**Exercise**
Each entry in the material below should be reproduced exactly.
[Provided entries]
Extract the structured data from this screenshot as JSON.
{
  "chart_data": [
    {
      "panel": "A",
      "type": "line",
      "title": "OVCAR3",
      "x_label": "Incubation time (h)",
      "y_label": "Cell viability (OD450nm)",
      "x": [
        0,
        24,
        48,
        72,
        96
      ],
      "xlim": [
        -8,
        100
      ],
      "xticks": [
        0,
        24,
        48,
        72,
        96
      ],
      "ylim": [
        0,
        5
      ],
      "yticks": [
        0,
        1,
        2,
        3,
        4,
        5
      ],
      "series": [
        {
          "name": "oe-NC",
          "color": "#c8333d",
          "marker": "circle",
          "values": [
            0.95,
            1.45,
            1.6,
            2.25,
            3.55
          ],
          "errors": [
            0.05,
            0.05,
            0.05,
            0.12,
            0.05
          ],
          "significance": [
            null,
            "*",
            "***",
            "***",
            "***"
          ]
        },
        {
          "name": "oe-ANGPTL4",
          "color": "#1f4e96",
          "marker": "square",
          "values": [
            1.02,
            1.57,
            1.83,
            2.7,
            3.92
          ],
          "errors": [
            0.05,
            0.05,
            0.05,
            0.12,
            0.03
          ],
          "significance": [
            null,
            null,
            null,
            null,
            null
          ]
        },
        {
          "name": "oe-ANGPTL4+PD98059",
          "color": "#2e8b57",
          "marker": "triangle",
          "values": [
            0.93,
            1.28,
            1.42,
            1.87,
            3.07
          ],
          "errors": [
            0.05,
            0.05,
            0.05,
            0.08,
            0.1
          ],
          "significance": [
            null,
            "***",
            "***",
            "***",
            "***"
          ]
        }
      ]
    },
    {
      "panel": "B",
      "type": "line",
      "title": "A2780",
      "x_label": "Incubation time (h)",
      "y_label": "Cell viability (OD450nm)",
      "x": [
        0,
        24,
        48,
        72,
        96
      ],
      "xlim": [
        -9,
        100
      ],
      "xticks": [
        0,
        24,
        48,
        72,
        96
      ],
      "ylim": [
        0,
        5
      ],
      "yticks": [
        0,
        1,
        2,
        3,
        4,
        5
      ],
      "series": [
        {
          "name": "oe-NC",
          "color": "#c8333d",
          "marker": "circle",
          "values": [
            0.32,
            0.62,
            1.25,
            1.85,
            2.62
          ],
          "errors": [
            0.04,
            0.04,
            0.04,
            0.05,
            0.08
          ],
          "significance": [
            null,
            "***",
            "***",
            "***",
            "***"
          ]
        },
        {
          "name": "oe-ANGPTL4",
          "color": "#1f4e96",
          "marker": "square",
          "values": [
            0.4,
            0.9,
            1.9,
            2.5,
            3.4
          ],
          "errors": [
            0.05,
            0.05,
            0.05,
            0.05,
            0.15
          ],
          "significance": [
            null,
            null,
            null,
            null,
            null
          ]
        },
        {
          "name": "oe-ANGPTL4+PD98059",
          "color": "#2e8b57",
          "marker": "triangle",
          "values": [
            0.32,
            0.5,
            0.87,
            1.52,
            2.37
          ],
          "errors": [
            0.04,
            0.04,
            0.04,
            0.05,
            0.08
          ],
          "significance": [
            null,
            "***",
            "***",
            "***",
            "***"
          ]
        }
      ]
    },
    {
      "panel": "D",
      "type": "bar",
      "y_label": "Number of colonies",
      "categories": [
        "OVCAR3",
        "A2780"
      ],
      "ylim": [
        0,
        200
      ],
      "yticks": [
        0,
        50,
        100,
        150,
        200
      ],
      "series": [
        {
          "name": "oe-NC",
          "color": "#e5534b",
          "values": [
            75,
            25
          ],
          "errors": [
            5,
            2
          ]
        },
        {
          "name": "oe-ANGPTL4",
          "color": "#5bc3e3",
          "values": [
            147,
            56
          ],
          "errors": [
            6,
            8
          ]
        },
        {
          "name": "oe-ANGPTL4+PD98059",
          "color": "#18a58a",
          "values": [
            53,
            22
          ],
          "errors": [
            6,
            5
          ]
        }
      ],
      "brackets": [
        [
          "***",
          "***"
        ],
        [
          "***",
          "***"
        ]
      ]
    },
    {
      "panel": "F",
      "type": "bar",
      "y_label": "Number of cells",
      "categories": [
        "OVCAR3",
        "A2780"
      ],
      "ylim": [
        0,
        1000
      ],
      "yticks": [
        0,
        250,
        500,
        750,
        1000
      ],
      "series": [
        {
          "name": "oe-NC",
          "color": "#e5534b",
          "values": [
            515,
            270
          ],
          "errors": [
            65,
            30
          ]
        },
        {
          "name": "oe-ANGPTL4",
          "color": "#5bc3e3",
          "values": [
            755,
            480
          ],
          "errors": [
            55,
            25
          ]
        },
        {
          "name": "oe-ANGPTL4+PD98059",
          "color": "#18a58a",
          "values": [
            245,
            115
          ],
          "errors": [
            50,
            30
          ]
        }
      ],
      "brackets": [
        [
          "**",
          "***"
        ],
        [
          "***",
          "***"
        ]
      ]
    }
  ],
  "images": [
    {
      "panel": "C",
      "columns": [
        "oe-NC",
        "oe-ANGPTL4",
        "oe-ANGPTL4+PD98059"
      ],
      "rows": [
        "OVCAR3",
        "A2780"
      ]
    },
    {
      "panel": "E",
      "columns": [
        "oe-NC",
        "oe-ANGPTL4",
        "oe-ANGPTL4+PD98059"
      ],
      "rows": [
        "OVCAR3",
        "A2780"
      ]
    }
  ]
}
[/Provided entries]
**Output below**
Extract the structured data from this screenshot as JSON.
{
  "chart_data": [
    {
      "panel": "A",
      "type": "line",
      "title": "OVCAR3",
      "x_label": "Incubation time (h)",
      "y_label": "Cell viability (OD450nm)",
      "x": [
        0,
        24,
        48,
        72,
        96
      ],
      "xlim": [
        -8,
        100
      ],
      "xticks": [
        0,
        24,
        48,
        72,
        96
      ],
      "ylim": [
        0,
        5
      ],
      "yticks": [
        0,
        1,
        2,
        3,
        4,
        5
      ],
      "series": [
        {
          "name": "oe-NC",
          "color": "#c8333d",
          "marker": "circle",
          "values": [
            0.95,
            1.45,
            1.6,
            2.25,
            3.55
          ],
          "errors": [
            0.05,
            0.05,
            0.05,
            0.12,
            0.05
          ],
          "significance": [
            null,
            "*",
            "***",
            "***",
            "***"
          ]
        },
        {
          "name": "oe-ANGPTL4",
          "color": "#1f4e96",
          "marker": "square",
          "values": [
            1.02,
            1.57,
            1.83,
            2.7,
            3.92
          ],
          "errors": [
            0.05,
            0.05,
            0.05,
            0.12,
            0.03
          ],
          "significance": [
            null,
            null,
            null,
            null,
            null
          ]
        },
        {
          "name": "oe-ANGPTL4+PD98059",
          "color": "#2e8b57",
          "marker": "triangle",
          "values": [
            0.93,
            1.28,
            1.42,
            1.87,
            3.07
          ],
          "errors": [
            0.05,
            0.05,
            0.05,
            0.08,
            0.1
          ],
          "significance": [
            null,
            "***",
            "***",
            "***",
            "***"
          ]
        }
      ]
    },
    {
      "panel": "B",
      "type": "line",
      "title": "A2780",
      "x_label": "Incubation time (h)",
      "y_label": "Cell viability (OD450nm)",
      "x": [
        0,
        24,
        48,
        72,
        96
      ],
      "xlim": [
        -9,
        100
      ],
      "xticks": [
        0,
        24,
        48,
        72,
        96
      ],
      "ylim": [
        0,
        5
      ],
      "yticks": [
        0,
        1,
        2,
        3,
        4,
        5
      ],
      "series": [
        {
          "name": "oe-NC",
          "color": "#c8333d",
          "marker": "circle",
          "values": [
            0.32,
            0.62,
            1.25,
            1.85,
            2.62
          ],
          "errors": [
            0.04,
            0.04,
            0.04,
            0.05,
            0.08
          ],
          "significance": [
            null,
            "***",
            "***",
            "***",
            "***"
          ]
        },
        {
          "name": "oe-ANGPTL4",
          "color": "#1f4e96",
          "marker": "square",
          "values": [
            0.4,
            0.9,
            1.9,
            2.5,
            3.4
          ],
          "errors": [
            0.05,
            0.05,
            0.05,
            0.05,
            0.15
          ],
          "significance": [
            null,
            null,
            null,
            null,
            null
          ]
        },
        {
          "name": "oe-ANGPTL4+PD98059",
          "color": "#2e8b57",
          "marker": "triangle",
          "values": [
            0.32,
            0.5,
            0.87,
            1.52,
            2.37
          ],
          "errors": [
            0.04,
            0.04,
            0.04,
            0.05,
            0.08
          ],
          "significance": [
            null,
            "***",
            "***",
            "***",
            "***"
          ]
        }
      ]
    },
    {
      "panel": "D",
      "type": "bar",
      "y_label": "Number of colonies",
      "categories": [
        "OVCAR3",
        "A2780"
      ],
      "ylim": [
        0,
        200
      ],
      "yticks": [
        0,
        50,
        100,
        150,
        200
      ],
      "series": [
        {
          "name": "oe-NC",
          "color": "#e5534b",
          "values": [
            75,
            25
          ],
          "errors": [
            5,
            2
          ]
        },
        {
          "name": "oe-ANGPTL4",
          "color": "#5bc3e3",
          "values": [
            147,
            56
          ],
          "errors": [
            6,
            8
          ]
        },
        {
          "name": "oe-ANGPTL4+PD98059",
          "color": "#18a58a",
          "values": [
            53,
            22
          ],
          "errors": [
            6,
            5
          ]
        }
      ],
      "brackets": [
        [
          "***",
          "***"
        ],
        [
          "***",
          "***"
        ]
      ]
    },
    {
      "panel": "F",
      "type": "bar",
      "y_label": "Number of cells",
      "categories": [
        "OVCAR3",
        "A2780"
      ],
      "ylim": [
        0,
        1000
      ],
      "yticks": [
        0,
        250,
        500,
        750,
        1000
      ],
      "series": [
        {
          "name": "oe-NC",
          "color": "#e5534b",
          "values": [
            515,
            270
          ],
          "errors": [
            65,
            30
          ]
        },
        {
          "name": "oe-ANGPTL4",
          "color": "#5bc3e3",
          "values": [
            755,
            480
          ],
          "errors": [
            55,
            25
          ]
        },
        {
          "name": "oe-ANGPTL4+PD98059",
          "color": "#18a58a",
          "values": [
            245,
            115
          ],
          "errors": [
            50,
            30
          ]
        }
      ],
      "brackets": [
        [
          "**",
          "***"
        ],
        [
          "***",
          "***"
        ]
      ]
    }
  ],
  "images": [
    {
      "panel": "C",
      "columns": [
        "oe-NC",
        "oe-ANGPTL4",
        "oe-ANGPTL4+PD98059"
      ],
      "rows": [
        "OVCAR3",
        "A2780"
      ]
    },
    {
      "panel": "E",
      "columns": [
        "oe-NC",
        "oe-ANGPTL4",
        "oe-ANGPTL4+PD98059"
      ],
      "rows": [
        "OVCAR3",
        "A2780"
      ]
    }
  ]
}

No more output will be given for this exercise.